Dataset items
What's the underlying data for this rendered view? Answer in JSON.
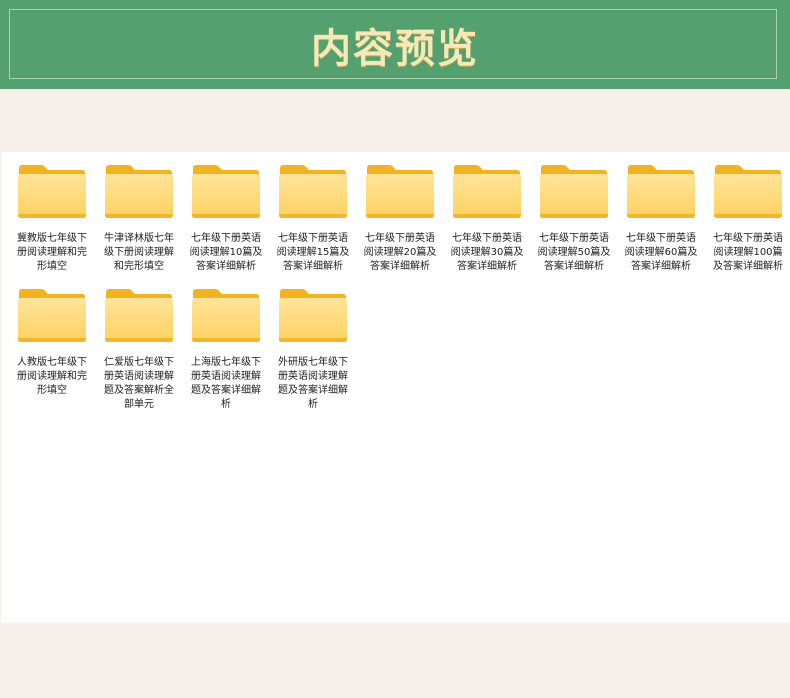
{
  "header": {
    "title": "内容预览"
  },
  "folders": [
    {
      "name": "冀教版七年级下册阅读理解和完形填空"
    },
    {
      "name": "牛津译林版七年级下册阅读理解和完形填空"
    },
    {
      "name": "七年级下册英语阅读理解10篇及答案详细解析"
    },
    {
      "name": "七年级下册英语阅读理解15篇及答案详细解析"
    },
    {
      "name": "七年级下册英语阅读理解20篇及答案详细解析"
    },
    {
      "name": "七年级下册英语阅读理解30篇及答案详细解析"
    },
    {
      "name": "七年级下册英语阅读理解50篇及答案详细解析"
    },
    {
      "name": "七年级下册英语阅读理解60篇及答案详细解析"
    },
    {
      "name": "七年级下册英语阅读理解100篇及答案详细解析"
    },
    {
      "name": "人教版七年级下册阅读理解和完形填空"
    },
    {
      "name": "仁爱版七年级下册英语阅读理解题及答案解析全部单元"
    },
    {
      "name": "上海版七年级下册英语阅读理解题及答案详细解析"
    },
    {
      "name": "外研版七年级下册英语阅读理解题及答案详细解析"
    }
  ],
  "colors": {
    "header_bg": "#55a06f",
    "title_color": "#f6e9b8",
    "folder_back": "#f3b424",
    "folder_front": "#ffd76a"
  }
}
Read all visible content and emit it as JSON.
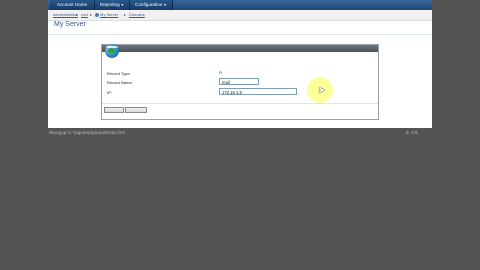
{
  "nav": {
    "items": [
      {
        "label": "Account Home",
        "arrow": ""
      },
      {
        "label": "Reporting",
        "arrow": "▼"
      },
      {
        "label": "Configuration",
        "arrow": "▼"
      }
    ]
  },
  "breadcrumb": {
    "items": [
      "administration",
      "root",
      "My Server",
      "Domains"
    ],
    "separator": "▸"
  },
  "page": {
    "title": "My Server"
  },
  "dialog": {
    "title": "",
    "fields": [
      {
        "label": "Record Type:",
        "value": "A"
      },
      {
        "label": "Record Name:",
        "value": "mail"
      },
      {
        "label": "IP:",
        "value": "172.16.1.5"
      }
    ],
    "buttons": [
      "",
      ""
    ]
  },
  "status": {
    "left": "Wuugyp-1-7pguanp/pniuutbxtsu.frm",
    "right": "8: 1/9"
  },
  "colors": {
    "nav_bg": "#1f4775",
    "page_bg": "#ffffff",
    "screen_bg": "#545454",
    "title": "#2f5d8e",
    "highlight": "#ffff78"
  }
}
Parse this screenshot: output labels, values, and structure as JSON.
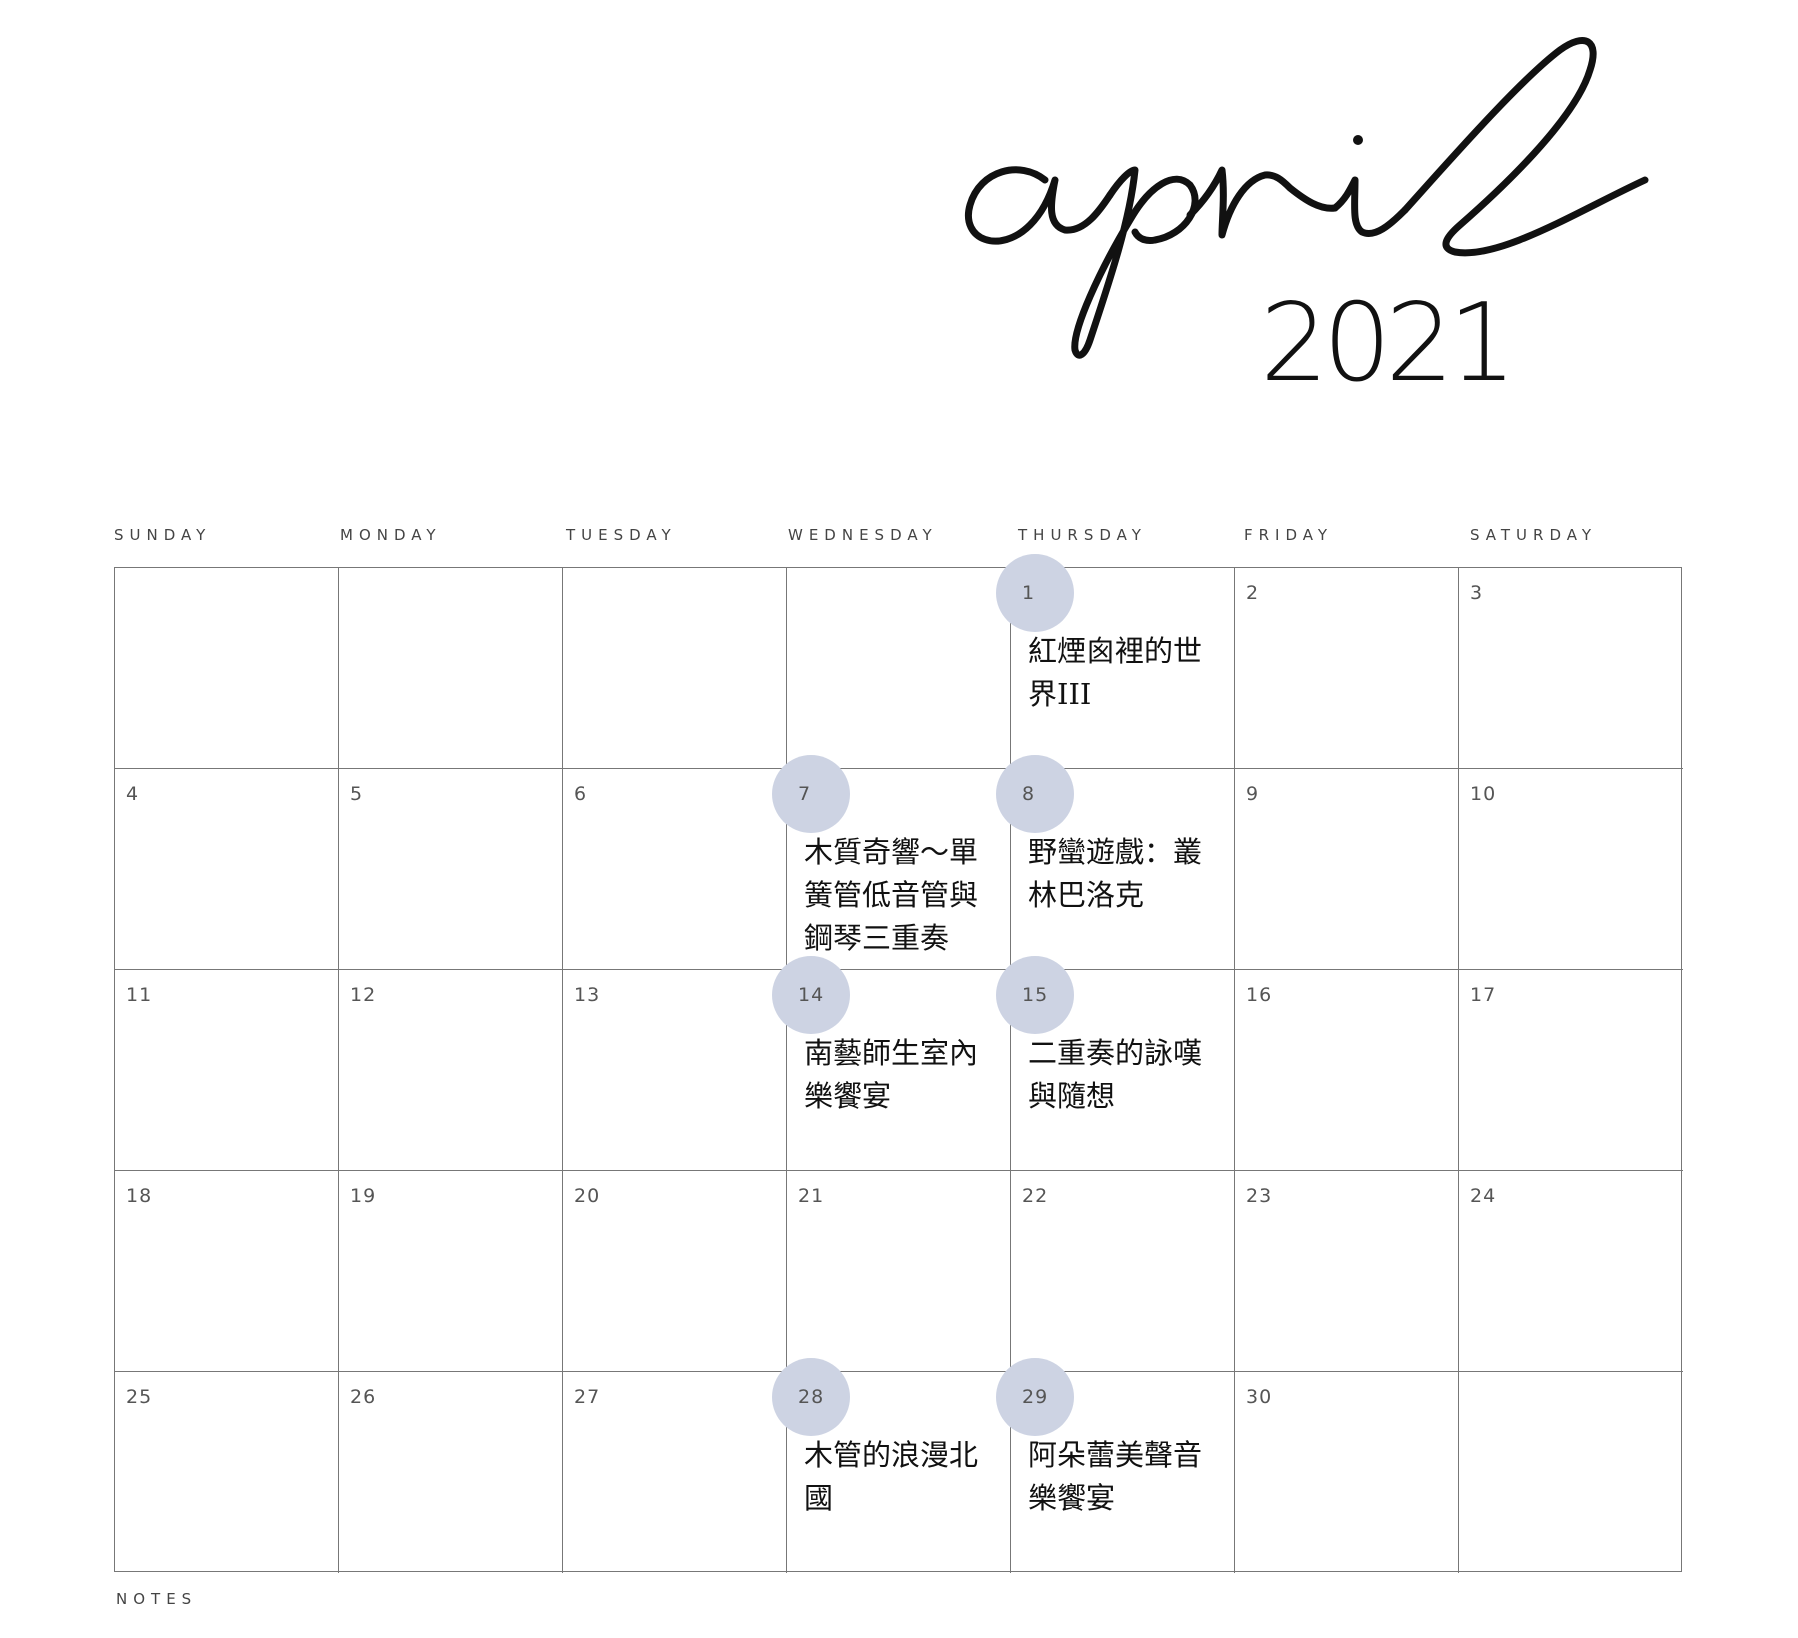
{
  "header": {
    "month": "april",
    "year": "2021"
  },
  "weekdays": [
    "SUNDAY",
    "MONDAY",
    "TUESDAY",
    "WEDNESDAY",
    "THURSDAY",
    "FRIDAY",
    "SATURDAY"
  ],
  "weeks": [
    [
      {
        "day": "",
        "event": "",
        "highlighted": false
      },
      {
        "day": "",
        "event": "",
        "highlighted": false
      },
      {
        "day": "",
        "event": "",
        "highlighted": false
      },
      {
        "day": "",
        "event": "",
        "highlighted": false
      },
      {
        "day": "1",
        "event": "紅煙囪裡的世界III",
        "highlighted": true
      },
      {
        "day": "2",
        "event": "",
        "highlighted": false
      },
      {
        "day": "3",
        "event": "",
        "highlighted": false
      }
    ],
    [
      {
        "day": "4",
        "event": "",
        "highlighted": false
      },
      {
        "day": "5",
        "event": "",
        "highlighted": false
      },
      {
        "day": "6",
        "event": "",
        "highlighted": false
      },
      {
        "day": "7",
        "event": "木質奇響～單簧管低音管與鋼琴三重奏",
        "highlighted": true
      },
      {
        "day": "8",
        "event": "野蠻遊戲：叢林巴洛克",
        "highlighted": true
      },
      {
        "day": "9",
        "event": "",
        "highlighted": false
      },
      {
        "day": "10",
        "event": "",
        "highlighted": false
      }
    ],
    [
      {
        "day": "11",
        "event": "",
        "highlighted": false
      },
      {
        "day": "12",
        "event": "",
        "highlighted": false
      },
      {
        "day": "13",
        "event": "",
        "highlighted": false
      },
      {
        "day": "14",
        "event": "南藝師生室內樂饗宴",
        "highlighted": true
      },
      {
        "day": "15",
        "event": "二重奏的詠嘆與隨想",
        "highlighted": true
      },
      {
        "day": "16",
        "event": "",
        "highlighted": false
      },
      {
        "day": "17",
        "event": "",
        "highlighted": false
      }
    ],
    [
      {
        "day": "18",
        "event": "",
        "highlighted": false
      },
      {
        "day": "19",
        "event": "",
        "highlighted": false
      },
      {
        "day": "20",
        "event": "",
        "highlighted": false
      },
      {
        "day": "21",
        "event": "",
        "highlighted": false
      },
      {
        "day": "22",
        "event": "",
        "highlighted": false
      },
      {
        "day": "23",
        "event": "",
        "highlighted": false
      },
      {
        "day": "24",
        "event": "",
        "highlighted": false
      }
    ],
    [
      {
        "day": "25",
        "event": "",
        "highlighted": false
      },
      {
        "day": "26",
        "event": "",
        "highlighted": false
      },
      {
        "day": "27",
        "event": "",
        "highlighted": false
      },
      {
        "day": "28",
        "event": "木管的浪漫北國",
        "highlighted": true
      },
      {
        "day": "29",
        "event": "阿朵蕾美聲音樂饗宴",
        "highlighted": true
      },
      {
        "day": "30",
        "event": "",
        "highlighted": false
      },
      {
        "day": "",
        "event": "",
        "highlighted": false
      }
    ]
  ],
  "footer": {
    "notes_label": "NOTES"
  },
  "colors": {
    "highlight": "#cdd3e3",
    "grid_line": "#777777"
  }
}
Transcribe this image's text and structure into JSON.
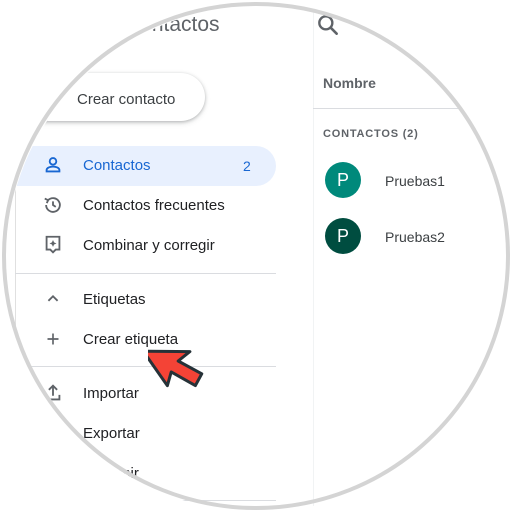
{
  "app": {
    "title": "Contactos"
  },
  "create_button": {
    "label": "Crear contacto"
  },
  "nav": {
    "contacts": {
      "label": "Contactos",
      "count": "2",
      "icon": "person-icon"
    },
    "frequent": {
      "label": "Contactos frecuentes",
      "icon": "history-icon"
    },
    "merge": {
      "label": "Combinar y corregir",
      "icon": "merge-icon"
    },
    "labels": {
      "label": "Etiquetas",
      "icon": "chevron-up-icon"
    },
    "create_label": {
      "label": "Crear etiqueta",
      "icon": "plus-icon"
    },
    "import": {
      "label": "Importar",
      "icon": "upload-icon"
    },
    "export": {
      "label": "Exportar"
    },
    "print": {
      "label": "mir"
    }
  },
  "list": {
    "column_header": "Nombre",
    "section_label": "CONTACTOS (2)",
    "contacts": [
      {
        "initial": "P",
        "name": "Pruebas1",
        "color": "#00897b"
      },
      {
        "initial": "P",
        "name": "Pruebas2",
        "color": "#004d40"
      }
    ]
  },
  "colors": {
    "accent": "#1967d2",
    "active_bg": "#e8f0fe",
    "cursor_red": "#f44336"
  }
}
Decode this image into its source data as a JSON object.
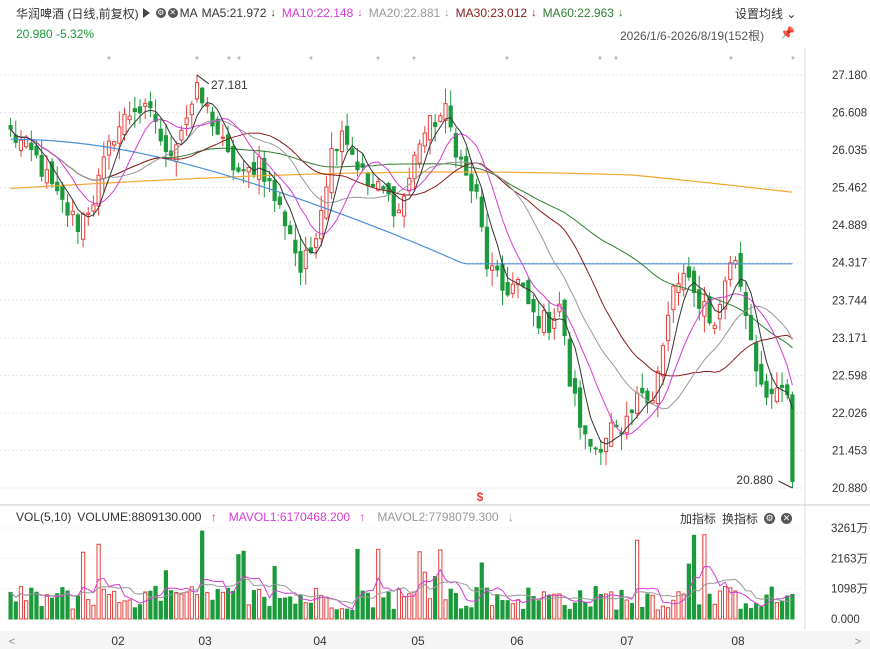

→ **WHAT YOU SHOULD DO**
Output the data above without changes, apart from leaving out the pictures.

→ **WRITTEN ANSWER**
What's the underlying data for this rendered view? Answer in JSON.
{
  "header": {
    "title": "内容预览"
  },
  "folders": [
    {
      "name": "冀教版七年级下册阅读理解和完形填空"
    },
    {
      "name": "牛津译林版七年级下册阅读理解和完形填空"
    },
    {
      "name": "七年级下册英语阅读理解10篇及答案详细解析"
    },
    {
      "name": "七年级下册英语阅读理解15篇及答案详细解析"
    },
    {
      "name": "七年级下册英语阅读理解20篇及答案详细解析"
    },
    {
      "name": "七年级下册英语阅读理解30篇及答案详细解析"
    },
    {
      "name": "七年级下册英语阅读理解50篇及答案详细解析"
    },
    {
      "name": "七年级下册英语阅读理解60篇及答案详细解析"
    },
    {
      "name": "七年级下册英语阅读理解100篇及答案详细解析"
    },
    {
      "name": "人教版七年级下册阅读理解和完形填空"
    },
    {
      "name": "仁爱版七年级下册英语阅读理解题及答案解析全部单元"
    },
    {
      "name": "上海版七年级下册英语阅读理解题及答案详细解析"
    },
    {
      "name": "外研版七年级下册英语阅读理解题及答案详细解析"
    }
  ],
  "colors": {
    "header_bg": "#55a06f",
    "title_color": "#f6e9b8",
    "folder_back": "#f3b424",
    "folder_front": "#ffd76a"
  }
}
Read all visible content and emit it as JSON.
{
  "nav": {
    "items": [
      {
        "label": "Account Home",
        "arrow": ""
      },
      {
        "label": "Reporting",
        "arrow": "▼"
      },
      {
        "label": "Configuration",
        "arrow": "▼"
      }
    ]
  },
  "breadcrumb": {
    "items": [
      "administration",
      "root",
      "My Server",
      "Domains"
    ],
    "separator": "▸"
  },
  "page": {
    "title": "My Server"
  },
  "dialog": {
    "title": "",
    "fields": [
      {
        "label": "Record Type:",
        "value": "A"
      },
      {
        "label": "Record Name:",
        "value": "mail"
      },
      {
        "label": "IP:",
        "value": "172.16.1.5"
      }
    ],
    "buttons": [
      "",
      ""
    ]
  },
  "status": {
    "left": "Wuugyp-1-7pguanp/pniuutbxtsu.frm",
    "right": "8: 1/9"
  },
  "colors": {
    "nav_bg": "#1f4775",
    "page_bg": "#ffffff",
    "screen_bg": "#545454",
    "title": "#2f5d8e",
    "highlight": "#ffff78"
  }
}
Parse this screenshot: output labels, values, and structure as JSON.
{
  "header": {
    "month": "april",
    "year": "2021"
  },
  "weekdays": [
    "SUNDAY",
    "MONDAY",
    "TUESDAY",
    "WEDNESDAY",
    "THURSDAY",
    "FRIDAY",
    "SATURDAY"
  ],
  "weeks": [
    [
      {
        "day": "",
        "event": "",
        "highlighted": false
      },
      {
        "day": "",
        "event": "",
        "highlighted": false
      },
      {
        "day": "",
        "event": "",
        "highlighted": false
      },
      {
        "day": "",
        "event": "",
        "highlighted": false
      },
      {
        "day": "1",
        "event": "紅煙囪裡的世界III",
        "highlighted": true
      },
      {
        "day": "2",
        "event": "",
        "highlighted": false
      },
      {
        "day": "3",
        "event": "",
        "highlighted": false
      }
    ],
    [
      {
        "day": "4",
        "event": "",
        "highlighted": false
      },
      {
        "day": "5",
        "event": "",
        "highlighted": false
      },
      {
        "day": "6",
        "event": "",
        "highlighted": false
      },
      {
        "day": "7",
        "event": "木質奇響～單簧管低音管與鋼琴三重奏",
        "highlighted": true
      },
      {
        "day": "8",
        "event": "野蠻遊戲：叢林巴洛克",
        "highlighted": true
      },
      {
        "day": "9",
        "event": "",
        "highlighted": false
      },
      {
        "day": "10",
        "event": "",
        "highlighted": false
      }
    ],
    [
      {
        "day": "11",
        "event": "",
        "highlighted": false
      },
      {
        "day": "12",
        "event": "",
        "highlighted": false
      },
      {
        "day": "13",
        "event": "",
        "highlighted": false
      },
      {
        "day": "14",
        "event": "南藝師生室內樂饗宴",
        "highlighted": true
      },
      {
        "day": "15",
        "event": "二重奏的詠嘆與隨想",
        "highlighted": true
      },
      {
        "day": "16",
        "event": "",
        "highlighted": false
      },
      {
        "day": "17",
        "event": "",
        "highlighted": false
      }
    ],
    [
      {
        "day": "18",
        "event": "",
        "highlighted": false
      },
      {
        "day": "19",
        "event": "",
        "highlighted": false
      },
      {
        "day": "20",
        "event": "",
        "highlighted": false
      },
      {
        "day": "21",
        "event": "",
        "highlighted": false
      },
      {
        "day": "22",
        "event": "",
        "highlighted": false
      },
      {
        "day": "23",
        "event": "",
        "highlighted": false
      },
      {
        "day": "24",
        "event": "",
        "highlighted": false
      }
    ],
    [
      {
        "day": "25",
        "event": "",
        "highlighted": false
      },
      {
        "day": "26",
        "event": "",
        "highlighted": false
      },
      {
        "day": "27",
        "event": "",
        "highlighted": false
      },
      {
        "day": "28",
        "event": "木管的浪漫北國",
        "highlighted": true
      },
      {
        "day": "29",
        "event": "阿朵蕾美聲音樂饗宴",
        "highlighted": true
      },
      {
        "day": "30",
        "event": "",
        "highlighted": false
      },
      {
        "day": "",
        "event": "",
        "highlighted": false
      }
    ]
  ],
  "footer": {
    "notes_label": "NOTES"
  },
  "colors": {
    "highlight": "#cdd3e3",
    "grid_line": "#777777"
  }
}
Transcribe this image's text and structure into JSON.
{
  "app": {
    "title": "Contactos"
  },
  "create_button": {
    "label": "Crear contacto"
  },
  "nav": {
    "contacts": {
      "label": "Contactos",
      "count": "2",
      "icon": "person-icon"
    },
    "frequent": {
      "label": "Contactos frecuentes",
      "icon": "history-icon"
    },
    "merge": {
      "label": "Combinar y corregir",
      "icon": "merge-icon"
    },
    "labels": {
      "label": "Etiquetas",
      "icon": "chevron-up-icon"
    },
    "create_label": {
      "label": "Crear etiqueta",
      "icon": "plus-icon"
    },
    "import": {
      "label": "Importar",
      "icon": "upload-icon"
    },
    "export": {
      "label": "Exportar"
    },
    "print": {
      "label": "mir"
    }
  },
  "list": {
    "column_header": "Nombre",
    "section_label": "CONTACTOS (2)",
    "contacts": [
      {
        "initial": "P",
        "name": "Pruebas1",
        "color": "#00897b"
      },
      {
        "initial": "P",
        "name": "Pruebas2",
        "color": "#004d40"
      }
    ]
  },
  "colors": {
    "accent": "#1967d2",
    "active_bg": "#e8f0fe",
    "cursor_red": "#f44336"
  }
}
Decode this image into its source data as a JSON object.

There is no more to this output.